▶ REQUISITOS DA TAREFA
Transforme em uma tabela Markdown tudo o que vai do início do material até a linha que contém "tweet-content: Tren Griffin", inclusive, omitindo as linhas em branco. Use as colunas "Posição", com o número da linha, e "Conteúdo", com a própria linha.

——

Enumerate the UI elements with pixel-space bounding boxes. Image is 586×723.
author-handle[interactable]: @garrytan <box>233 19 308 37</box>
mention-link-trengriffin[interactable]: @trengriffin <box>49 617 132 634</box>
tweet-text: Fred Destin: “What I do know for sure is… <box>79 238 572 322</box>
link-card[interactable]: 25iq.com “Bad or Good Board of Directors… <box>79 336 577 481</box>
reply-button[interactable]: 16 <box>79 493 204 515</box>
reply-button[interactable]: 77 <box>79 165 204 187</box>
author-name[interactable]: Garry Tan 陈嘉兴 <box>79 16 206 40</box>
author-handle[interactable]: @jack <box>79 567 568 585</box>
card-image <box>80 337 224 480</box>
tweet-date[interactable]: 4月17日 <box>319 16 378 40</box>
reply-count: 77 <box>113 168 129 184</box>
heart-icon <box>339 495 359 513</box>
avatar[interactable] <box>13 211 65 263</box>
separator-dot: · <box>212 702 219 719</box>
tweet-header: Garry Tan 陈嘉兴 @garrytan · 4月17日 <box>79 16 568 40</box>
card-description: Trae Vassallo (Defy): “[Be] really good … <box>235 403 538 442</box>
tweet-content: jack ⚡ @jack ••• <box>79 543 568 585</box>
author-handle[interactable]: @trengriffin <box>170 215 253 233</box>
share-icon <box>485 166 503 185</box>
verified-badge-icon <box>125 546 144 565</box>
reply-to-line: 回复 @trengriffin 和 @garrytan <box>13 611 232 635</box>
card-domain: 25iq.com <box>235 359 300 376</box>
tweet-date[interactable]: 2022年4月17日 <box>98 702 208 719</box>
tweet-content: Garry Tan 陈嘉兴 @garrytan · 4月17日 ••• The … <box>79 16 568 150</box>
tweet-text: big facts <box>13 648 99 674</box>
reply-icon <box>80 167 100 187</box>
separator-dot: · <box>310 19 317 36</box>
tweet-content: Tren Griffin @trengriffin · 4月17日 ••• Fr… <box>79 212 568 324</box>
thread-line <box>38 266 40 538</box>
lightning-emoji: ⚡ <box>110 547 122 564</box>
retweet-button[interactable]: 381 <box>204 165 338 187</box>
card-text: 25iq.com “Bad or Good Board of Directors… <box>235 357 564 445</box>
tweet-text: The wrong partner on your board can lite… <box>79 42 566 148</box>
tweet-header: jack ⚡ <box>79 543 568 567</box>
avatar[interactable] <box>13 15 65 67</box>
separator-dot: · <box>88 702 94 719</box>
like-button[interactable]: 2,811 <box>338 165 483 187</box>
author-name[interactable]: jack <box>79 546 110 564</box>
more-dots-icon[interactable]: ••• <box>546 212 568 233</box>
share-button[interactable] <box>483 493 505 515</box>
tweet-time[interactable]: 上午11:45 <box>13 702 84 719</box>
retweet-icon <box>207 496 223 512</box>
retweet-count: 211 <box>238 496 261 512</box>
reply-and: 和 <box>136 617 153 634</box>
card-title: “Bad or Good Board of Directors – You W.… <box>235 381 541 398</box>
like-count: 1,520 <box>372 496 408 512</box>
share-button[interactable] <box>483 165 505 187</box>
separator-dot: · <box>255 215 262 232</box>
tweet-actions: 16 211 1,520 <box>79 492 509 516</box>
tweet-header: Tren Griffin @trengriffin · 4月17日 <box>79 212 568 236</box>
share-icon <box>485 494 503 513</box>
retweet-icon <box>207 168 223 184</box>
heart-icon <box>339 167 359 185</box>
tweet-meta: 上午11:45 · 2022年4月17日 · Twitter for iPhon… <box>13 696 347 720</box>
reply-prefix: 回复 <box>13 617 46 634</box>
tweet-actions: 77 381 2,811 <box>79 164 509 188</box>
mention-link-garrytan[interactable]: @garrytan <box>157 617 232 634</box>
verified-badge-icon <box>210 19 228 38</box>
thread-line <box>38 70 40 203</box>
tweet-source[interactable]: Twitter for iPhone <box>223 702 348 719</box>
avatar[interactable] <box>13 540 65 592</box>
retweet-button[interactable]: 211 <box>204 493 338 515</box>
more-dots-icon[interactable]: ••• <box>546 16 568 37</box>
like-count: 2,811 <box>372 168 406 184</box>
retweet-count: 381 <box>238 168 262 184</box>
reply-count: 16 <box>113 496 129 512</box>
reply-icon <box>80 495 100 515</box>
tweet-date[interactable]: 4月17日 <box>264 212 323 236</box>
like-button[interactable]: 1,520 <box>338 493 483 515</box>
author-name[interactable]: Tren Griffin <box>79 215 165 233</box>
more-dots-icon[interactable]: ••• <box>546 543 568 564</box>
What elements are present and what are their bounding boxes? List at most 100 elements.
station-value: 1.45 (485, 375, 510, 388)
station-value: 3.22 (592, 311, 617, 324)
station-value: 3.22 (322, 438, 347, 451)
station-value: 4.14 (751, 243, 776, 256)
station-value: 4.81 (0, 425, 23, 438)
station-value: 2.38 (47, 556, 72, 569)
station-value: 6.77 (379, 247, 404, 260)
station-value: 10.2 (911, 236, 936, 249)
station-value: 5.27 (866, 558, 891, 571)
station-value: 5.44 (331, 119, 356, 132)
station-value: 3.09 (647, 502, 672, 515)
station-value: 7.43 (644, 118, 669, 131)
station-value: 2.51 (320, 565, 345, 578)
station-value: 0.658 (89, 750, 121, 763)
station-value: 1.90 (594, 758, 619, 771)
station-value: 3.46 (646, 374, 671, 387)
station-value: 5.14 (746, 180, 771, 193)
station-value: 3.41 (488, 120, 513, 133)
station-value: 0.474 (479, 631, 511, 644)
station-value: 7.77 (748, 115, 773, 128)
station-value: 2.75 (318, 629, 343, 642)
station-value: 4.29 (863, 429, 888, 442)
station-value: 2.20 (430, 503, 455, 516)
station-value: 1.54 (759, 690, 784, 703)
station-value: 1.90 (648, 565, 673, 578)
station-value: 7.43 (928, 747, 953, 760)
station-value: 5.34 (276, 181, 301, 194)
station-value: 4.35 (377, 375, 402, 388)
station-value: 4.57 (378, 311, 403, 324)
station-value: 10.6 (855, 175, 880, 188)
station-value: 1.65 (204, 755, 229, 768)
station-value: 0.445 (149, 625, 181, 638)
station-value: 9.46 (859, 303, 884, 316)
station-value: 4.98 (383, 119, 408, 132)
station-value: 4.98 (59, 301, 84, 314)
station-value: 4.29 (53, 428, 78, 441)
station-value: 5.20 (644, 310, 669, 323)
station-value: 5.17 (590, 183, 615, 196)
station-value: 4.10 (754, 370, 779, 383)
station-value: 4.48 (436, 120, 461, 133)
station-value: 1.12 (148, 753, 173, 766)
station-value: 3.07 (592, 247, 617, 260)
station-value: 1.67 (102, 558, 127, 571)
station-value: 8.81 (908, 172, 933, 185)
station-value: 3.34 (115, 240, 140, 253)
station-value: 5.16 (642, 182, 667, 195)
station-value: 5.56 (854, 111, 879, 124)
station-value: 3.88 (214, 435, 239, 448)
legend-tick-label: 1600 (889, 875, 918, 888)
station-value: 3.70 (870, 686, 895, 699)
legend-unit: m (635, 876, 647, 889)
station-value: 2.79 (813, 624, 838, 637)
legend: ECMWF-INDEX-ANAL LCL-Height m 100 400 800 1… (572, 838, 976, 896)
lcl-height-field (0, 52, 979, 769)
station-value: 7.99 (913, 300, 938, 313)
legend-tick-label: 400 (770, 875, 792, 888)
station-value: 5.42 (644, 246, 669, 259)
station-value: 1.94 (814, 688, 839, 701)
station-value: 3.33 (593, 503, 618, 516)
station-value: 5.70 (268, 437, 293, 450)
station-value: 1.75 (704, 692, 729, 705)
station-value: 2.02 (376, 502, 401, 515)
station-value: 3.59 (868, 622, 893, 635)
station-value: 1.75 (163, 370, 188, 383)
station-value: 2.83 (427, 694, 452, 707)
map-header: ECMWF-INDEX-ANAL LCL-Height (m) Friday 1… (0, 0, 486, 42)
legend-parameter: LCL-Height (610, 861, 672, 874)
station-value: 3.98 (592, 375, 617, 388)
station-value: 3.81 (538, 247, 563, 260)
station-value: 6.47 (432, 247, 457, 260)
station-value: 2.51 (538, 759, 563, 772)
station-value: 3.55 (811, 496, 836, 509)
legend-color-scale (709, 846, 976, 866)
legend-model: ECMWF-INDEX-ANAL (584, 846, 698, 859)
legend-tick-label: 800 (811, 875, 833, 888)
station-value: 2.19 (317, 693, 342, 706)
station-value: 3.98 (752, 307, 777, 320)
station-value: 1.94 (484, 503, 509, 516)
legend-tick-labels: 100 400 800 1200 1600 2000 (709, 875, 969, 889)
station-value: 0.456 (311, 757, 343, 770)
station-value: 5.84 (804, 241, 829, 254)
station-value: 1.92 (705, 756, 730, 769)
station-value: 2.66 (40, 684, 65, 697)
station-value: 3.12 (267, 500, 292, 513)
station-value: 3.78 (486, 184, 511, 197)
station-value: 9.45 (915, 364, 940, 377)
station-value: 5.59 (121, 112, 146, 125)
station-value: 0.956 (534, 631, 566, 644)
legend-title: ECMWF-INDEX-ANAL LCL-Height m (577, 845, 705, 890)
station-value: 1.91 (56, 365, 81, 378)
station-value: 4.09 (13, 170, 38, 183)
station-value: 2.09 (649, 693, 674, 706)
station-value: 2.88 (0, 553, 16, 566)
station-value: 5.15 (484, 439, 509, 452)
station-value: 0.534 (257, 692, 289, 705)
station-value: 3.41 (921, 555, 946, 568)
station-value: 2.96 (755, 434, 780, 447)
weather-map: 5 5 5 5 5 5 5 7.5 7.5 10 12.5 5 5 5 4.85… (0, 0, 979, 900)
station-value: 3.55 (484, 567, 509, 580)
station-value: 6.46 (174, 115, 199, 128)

——

▶ RESULTADO DA TAREFA
| Posição | Conteúdo |
|---|---|
| 1 | Enumerate the UI elements with pixel-space bounding boxes. Image is 586×723. |
| 2 | author-handle[interactable]: @garrytan <box>233 19 308 37</box> |
| 3 | mention-link-trengriffin[interactable]: @trengriffin <box>49 617 132 634</box> |
| 4 | tweet-text: Fred Destin: “What I do know for sure is… <box>79 238 572 322</box> |
| 5 | link-card[interactable]: 25iq.com “Bad or Good Board of Directors… <box>79 336 577 481</box> |
| 6 | reply-button[interactable]: 16 <box>79 493 204 515</box> |
| 7 | reply-button[interactable]: 77 <box>79 165 204 187</box> |
| 8 | author-name[interactable]: Garry Tan 陈嘉兴 <box>79 16 206 40</box> |
| 9 | author-handle[interactable]: @jack <box>79 567 568 585</box> |
| 10 | card-image <box>80 337 224 480</box> |
| 11 | tweet-date[interactable]: 4月17日 <box>319 16 378 40</box> |
| 12 | reply-count: 77 <box>113 168 129 184</box> |
| 13 | heart-icon <box>339 495 359 513</box> |
| 14 | avatar[interactable] <box>13 211 65 263</box> |
| 15 | separator-dot: · <box>212 702 219 719</box> |
| 16 | tweet-header: Garry Tan 陈嘉兴 @garrytan · 4月17日 <box>79 16 568 40</box> |
| 17 | card-description: Trae Vassallo (Defy): “[Be] really good … <box>235 403 538 442</box> |
| 18 | tweet-content: jack ⚡ @jack ••• <box>79 543 568 585</box> |
| 19 | author-handle[interactable]: @trengriffin <box>170 215 253 233</box> |
| 20 | share-icon <box>485 166 503 185</box> |
| 21 | verified-badge-icon <box>125 546 144 565</box> |
| 22 | reply-to-line: 回复 @trengriffin 和 @garrytan <box>13 611 232 635</box> |
| 23 | card-domain: 25iq.com <box>235 359 300 376</box> |
| 24 | tweet-date[interactable]: 2022年4月17日 <box>98 702 208 719</box> |
| 25 | tweet-content: Garry Tan 陈嘉兴 @garrytan · 4月17日 ••• The … <box>79 16 568 150</box> |
| 26 | tweet-text: big facts <box>13 648 99 674</box> |
| 27 | reply-icon <box>80 167 100 187</box> |
| 28 | separator-dot: · <box>310 19 317 36</box> |
| 29 | tweet-content: Tren Griffin @trengriffin · 4月17日 ••• Fr… <box>79 212 568 324</box> |